--- Start EXTRACTED DATA ---

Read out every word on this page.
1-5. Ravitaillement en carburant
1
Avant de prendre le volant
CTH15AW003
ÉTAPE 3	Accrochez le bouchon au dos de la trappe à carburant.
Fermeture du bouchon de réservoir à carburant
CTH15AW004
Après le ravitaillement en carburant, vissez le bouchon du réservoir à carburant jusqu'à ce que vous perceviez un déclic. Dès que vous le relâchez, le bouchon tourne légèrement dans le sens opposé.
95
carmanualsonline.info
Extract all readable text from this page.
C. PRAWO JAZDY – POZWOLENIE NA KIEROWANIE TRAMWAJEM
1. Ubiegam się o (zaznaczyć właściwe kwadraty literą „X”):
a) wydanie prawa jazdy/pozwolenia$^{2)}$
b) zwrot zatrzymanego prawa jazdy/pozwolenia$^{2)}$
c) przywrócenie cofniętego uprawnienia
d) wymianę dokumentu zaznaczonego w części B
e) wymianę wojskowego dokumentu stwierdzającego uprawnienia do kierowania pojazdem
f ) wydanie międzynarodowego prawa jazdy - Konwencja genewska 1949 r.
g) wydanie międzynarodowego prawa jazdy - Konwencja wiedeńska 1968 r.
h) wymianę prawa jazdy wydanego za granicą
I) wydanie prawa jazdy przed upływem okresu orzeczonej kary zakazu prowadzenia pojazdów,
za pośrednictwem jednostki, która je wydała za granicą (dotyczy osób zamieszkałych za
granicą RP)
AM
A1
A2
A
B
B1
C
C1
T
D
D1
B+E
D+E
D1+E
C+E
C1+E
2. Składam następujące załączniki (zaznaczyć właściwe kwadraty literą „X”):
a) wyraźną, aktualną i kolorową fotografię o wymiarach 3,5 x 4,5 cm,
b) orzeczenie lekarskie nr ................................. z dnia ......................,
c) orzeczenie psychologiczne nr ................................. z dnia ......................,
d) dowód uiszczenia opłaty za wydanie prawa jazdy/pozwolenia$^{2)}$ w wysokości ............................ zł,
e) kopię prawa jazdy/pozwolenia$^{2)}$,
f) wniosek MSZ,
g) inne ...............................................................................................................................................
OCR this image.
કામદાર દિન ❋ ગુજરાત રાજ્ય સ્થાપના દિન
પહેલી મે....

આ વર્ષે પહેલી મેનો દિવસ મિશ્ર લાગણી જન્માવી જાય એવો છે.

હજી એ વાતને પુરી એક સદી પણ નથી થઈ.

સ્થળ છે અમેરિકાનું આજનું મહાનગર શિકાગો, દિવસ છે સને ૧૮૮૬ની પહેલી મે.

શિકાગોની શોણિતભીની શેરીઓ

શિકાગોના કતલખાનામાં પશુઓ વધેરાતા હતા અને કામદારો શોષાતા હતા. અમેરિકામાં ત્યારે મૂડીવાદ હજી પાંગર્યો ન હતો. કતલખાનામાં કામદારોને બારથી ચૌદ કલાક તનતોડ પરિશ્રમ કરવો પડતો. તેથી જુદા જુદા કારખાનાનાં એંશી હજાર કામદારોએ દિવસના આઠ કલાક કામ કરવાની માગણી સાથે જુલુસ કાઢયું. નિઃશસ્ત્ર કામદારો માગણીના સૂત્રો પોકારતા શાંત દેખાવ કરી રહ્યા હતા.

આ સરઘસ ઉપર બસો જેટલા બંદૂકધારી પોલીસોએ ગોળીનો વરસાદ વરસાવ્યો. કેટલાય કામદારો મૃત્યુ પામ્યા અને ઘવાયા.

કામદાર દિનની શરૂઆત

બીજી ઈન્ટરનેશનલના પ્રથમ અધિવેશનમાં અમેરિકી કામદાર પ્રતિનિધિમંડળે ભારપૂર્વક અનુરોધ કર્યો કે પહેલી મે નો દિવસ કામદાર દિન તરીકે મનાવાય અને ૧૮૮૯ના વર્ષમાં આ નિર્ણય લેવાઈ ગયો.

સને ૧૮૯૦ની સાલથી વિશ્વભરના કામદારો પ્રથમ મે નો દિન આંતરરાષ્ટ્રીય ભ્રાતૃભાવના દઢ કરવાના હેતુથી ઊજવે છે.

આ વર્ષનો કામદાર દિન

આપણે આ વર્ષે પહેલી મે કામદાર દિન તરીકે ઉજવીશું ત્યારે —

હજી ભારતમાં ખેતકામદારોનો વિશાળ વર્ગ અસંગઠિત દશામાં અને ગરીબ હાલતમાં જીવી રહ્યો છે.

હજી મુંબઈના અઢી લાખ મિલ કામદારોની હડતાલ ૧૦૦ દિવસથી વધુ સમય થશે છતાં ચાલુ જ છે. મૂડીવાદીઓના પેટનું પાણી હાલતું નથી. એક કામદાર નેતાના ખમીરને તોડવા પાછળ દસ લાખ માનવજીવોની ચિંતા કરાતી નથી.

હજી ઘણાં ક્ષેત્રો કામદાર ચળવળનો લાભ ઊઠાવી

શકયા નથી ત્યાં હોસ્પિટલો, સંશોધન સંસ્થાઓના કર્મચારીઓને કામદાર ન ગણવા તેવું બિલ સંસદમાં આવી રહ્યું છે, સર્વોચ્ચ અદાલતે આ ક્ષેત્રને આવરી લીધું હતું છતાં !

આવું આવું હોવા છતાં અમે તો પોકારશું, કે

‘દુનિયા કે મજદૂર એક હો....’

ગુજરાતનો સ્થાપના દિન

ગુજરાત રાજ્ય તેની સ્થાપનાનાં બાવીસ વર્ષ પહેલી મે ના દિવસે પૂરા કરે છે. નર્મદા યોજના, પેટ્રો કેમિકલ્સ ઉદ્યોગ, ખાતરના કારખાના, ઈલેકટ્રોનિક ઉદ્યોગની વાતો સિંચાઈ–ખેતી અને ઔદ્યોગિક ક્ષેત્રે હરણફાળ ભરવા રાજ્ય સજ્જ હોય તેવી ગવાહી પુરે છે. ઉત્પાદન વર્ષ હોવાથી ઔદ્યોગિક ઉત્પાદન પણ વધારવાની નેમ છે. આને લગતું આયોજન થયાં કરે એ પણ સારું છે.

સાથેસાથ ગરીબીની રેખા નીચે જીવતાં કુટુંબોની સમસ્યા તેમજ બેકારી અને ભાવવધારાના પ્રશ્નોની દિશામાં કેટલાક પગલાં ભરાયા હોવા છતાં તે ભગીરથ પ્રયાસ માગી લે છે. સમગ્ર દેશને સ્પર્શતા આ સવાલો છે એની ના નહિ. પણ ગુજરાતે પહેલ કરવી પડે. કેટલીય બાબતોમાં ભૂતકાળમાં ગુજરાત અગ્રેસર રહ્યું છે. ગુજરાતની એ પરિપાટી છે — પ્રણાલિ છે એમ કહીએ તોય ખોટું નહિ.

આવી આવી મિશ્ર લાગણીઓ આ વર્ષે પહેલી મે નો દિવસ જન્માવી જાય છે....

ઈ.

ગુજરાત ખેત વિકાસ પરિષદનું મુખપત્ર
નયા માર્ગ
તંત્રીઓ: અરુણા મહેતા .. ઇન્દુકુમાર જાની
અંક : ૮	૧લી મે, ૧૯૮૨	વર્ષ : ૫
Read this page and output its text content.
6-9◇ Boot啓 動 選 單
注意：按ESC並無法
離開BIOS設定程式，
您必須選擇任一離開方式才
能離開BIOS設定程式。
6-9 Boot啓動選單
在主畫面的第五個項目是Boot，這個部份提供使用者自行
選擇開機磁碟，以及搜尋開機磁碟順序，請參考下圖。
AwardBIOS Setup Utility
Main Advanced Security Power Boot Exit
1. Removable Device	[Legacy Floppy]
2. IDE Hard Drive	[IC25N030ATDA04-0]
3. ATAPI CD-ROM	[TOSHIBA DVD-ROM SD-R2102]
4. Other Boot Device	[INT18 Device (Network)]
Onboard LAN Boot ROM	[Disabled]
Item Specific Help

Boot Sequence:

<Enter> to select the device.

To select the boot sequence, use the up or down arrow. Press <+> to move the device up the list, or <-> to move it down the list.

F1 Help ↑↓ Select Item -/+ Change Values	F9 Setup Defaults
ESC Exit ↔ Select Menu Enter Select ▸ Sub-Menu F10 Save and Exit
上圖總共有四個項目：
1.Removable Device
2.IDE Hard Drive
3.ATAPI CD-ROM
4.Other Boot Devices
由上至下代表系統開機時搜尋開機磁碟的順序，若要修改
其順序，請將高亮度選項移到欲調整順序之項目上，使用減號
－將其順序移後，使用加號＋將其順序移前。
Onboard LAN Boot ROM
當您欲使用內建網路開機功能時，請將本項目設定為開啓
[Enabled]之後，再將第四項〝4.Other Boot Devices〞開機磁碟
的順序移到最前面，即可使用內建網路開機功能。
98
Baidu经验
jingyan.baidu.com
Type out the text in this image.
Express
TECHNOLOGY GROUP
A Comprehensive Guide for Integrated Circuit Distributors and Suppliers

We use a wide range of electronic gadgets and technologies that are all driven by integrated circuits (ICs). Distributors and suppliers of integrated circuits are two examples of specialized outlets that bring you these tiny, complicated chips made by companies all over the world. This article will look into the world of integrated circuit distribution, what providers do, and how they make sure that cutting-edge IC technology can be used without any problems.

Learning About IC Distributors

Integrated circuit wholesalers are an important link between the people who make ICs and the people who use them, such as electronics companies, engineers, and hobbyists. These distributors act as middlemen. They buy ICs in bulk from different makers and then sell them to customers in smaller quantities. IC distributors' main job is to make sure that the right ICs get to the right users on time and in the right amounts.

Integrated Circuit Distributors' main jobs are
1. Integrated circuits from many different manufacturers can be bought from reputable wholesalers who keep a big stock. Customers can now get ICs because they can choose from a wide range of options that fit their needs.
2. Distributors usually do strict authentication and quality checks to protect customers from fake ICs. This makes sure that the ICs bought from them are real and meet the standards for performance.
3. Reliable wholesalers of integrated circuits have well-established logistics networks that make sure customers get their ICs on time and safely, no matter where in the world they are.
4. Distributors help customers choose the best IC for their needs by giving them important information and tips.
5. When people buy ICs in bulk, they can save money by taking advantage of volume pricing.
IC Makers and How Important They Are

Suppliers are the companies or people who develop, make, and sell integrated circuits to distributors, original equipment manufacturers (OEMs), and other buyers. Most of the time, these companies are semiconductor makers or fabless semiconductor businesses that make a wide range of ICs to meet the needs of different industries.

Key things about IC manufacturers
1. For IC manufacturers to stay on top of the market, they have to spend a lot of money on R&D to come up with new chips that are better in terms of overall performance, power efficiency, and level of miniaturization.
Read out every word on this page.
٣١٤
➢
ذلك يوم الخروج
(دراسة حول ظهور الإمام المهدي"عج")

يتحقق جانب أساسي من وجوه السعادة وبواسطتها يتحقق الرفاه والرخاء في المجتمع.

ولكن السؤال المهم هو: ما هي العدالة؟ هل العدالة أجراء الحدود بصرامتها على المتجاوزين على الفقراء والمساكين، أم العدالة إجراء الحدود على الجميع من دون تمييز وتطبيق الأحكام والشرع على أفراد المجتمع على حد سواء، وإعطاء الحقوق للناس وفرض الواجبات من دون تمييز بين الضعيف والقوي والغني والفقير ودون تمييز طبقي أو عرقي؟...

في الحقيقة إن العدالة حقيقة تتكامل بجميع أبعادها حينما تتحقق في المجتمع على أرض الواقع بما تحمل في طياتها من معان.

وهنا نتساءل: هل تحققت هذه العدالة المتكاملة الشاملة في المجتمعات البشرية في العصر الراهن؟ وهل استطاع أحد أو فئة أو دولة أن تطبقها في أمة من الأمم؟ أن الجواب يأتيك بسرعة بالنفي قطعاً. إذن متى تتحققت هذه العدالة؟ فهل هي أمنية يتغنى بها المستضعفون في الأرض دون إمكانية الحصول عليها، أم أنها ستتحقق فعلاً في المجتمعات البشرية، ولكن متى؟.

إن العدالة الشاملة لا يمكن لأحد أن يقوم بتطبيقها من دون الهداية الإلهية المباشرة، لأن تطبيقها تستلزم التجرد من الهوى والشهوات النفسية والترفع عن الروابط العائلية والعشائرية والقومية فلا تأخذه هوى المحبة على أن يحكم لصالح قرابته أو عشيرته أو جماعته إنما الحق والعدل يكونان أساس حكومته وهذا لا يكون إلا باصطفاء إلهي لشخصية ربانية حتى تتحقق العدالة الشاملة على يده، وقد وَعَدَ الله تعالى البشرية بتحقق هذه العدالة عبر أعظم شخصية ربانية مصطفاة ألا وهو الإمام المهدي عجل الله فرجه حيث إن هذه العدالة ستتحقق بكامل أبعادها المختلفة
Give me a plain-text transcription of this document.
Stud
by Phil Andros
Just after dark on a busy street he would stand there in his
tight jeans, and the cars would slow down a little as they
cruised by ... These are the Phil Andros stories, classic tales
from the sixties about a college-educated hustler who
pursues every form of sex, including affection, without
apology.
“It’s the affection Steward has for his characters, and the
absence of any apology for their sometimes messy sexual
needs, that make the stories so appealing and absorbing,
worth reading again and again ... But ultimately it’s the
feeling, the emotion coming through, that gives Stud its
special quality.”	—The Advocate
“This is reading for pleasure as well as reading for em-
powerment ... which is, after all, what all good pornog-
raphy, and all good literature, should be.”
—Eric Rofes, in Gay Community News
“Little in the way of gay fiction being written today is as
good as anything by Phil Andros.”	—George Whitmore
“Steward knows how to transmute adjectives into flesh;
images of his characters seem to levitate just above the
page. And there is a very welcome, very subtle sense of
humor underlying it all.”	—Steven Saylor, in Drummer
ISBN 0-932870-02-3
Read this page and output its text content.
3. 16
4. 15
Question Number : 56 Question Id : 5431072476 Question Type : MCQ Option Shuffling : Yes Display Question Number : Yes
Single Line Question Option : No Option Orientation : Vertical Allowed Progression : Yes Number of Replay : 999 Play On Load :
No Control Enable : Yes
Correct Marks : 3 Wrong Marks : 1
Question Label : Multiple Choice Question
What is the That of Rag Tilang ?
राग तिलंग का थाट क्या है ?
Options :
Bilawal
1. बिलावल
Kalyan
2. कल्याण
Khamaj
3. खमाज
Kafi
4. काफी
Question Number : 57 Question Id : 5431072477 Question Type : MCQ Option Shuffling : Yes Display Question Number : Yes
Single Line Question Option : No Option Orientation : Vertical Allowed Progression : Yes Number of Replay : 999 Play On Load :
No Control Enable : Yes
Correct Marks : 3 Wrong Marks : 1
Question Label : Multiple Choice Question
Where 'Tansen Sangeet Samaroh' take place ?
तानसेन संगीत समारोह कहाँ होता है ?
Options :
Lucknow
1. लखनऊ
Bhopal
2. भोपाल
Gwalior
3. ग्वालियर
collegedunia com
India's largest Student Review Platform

--- End EXTRACTED DATA ---

THE PROBLEM
Look through the entries and return every line where "them" appears.

RESPONSE BELOW
Integrated circuit wholesalers are an important link between the people who make ICs and the people who use them, such as electronics companies, engineers, and hobbyists. These distributors act as middlemen. They buy ICs in bulk from different makers and then sell them to customers in smaller quantities. IC distributors' main job is to make sure that the right ICs get to the right users on time and in the right amounts.
2. Distributors usually do strict authentication and quality checks to protect customers from fake ICs. This makes sure that the ICs bought from them are real and meet the standards for performance.
4. Distributors help customers choose the best IC for their needs by giving them important information and tips.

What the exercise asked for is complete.